» **Exercise task**
In the entries that follow, how many lines hold the string "JSON"? Give only that number.

· · · · ·

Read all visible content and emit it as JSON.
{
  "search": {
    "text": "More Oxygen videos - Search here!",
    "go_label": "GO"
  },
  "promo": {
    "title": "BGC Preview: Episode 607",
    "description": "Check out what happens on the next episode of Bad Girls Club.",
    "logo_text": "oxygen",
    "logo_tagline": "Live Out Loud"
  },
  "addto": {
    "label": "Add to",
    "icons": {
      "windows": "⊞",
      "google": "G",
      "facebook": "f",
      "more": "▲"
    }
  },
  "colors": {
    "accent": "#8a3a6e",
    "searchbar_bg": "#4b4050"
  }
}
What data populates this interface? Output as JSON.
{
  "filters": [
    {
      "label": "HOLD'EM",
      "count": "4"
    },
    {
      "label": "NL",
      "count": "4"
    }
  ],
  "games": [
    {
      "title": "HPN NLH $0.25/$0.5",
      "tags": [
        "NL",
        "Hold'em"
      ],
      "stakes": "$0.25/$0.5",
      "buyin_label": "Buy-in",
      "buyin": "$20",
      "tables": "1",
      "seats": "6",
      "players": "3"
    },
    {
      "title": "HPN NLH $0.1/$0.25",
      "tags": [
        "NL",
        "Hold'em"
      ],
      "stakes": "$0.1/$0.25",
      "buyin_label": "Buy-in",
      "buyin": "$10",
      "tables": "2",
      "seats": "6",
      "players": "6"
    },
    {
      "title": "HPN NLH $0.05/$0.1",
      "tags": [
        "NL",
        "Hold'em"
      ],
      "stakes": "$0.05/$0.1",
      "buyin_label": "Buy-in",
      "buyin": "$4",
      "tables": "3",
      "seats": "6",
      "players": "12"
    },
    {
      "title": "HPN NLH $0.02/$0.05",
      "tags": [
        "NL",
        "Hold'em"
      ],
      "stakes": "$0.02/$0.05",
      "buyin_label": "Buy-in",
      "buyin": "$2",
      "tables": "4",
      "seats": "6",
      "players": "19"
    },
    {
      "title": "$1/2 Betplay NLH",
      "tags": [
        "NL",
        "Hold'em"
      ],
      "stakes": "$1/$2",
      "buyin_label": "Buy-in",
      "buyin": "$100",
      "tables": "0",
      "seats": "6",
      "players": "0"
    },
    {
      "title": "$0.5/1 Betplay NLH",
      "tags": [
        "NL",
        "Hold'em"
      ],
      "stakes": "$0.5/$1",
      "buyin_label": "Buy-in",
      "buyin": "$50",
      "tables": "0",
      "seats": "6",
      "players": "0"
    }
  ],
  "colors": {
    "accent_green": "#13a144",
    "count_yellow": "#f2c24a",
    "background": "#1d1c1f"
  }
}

· · · · ·

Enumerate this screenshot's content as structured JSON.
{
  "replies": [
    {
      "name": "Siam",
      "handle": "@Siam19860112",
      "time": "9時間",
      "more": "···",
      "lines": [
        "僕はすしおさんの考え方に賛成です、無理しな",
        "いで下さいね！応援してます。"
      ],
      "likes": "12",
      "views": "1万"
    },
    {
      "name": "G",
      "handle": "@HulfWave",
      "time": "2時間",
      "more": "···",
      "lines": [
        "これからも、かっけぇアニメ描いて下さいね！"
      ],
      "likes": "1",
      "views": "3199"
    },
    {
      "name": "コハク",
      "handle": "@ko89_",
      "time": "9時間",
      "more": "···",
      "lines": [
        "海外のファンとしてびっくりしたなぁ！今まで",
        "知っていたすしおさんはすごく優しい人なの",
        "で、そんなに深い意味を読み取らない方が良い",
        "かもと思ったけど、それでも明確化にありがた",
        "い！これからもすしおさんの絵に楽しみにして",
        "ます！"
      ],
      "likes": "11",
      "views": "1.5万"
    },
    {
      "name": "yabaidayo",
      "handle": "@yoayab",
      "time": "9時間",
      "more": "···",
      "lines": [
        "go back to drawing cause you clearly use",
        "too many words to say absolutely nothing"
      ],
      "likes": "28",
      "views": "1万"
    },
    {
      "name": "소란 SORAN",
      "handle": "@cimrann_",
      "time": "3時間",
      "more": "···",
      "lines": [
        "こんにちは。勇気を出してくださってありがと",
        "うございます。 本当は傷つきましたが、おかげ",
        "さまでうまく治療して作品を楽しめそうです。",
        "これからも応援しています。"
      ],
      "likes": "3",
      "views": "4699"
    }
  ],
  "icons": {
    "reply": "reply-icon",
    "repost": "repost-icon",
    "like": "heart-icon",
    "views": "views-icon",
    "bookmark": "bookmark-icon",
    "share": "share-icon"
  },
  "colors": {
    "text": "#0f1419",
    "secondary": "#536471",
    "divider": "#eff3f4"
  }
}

· · · · ·

» **Task result**
3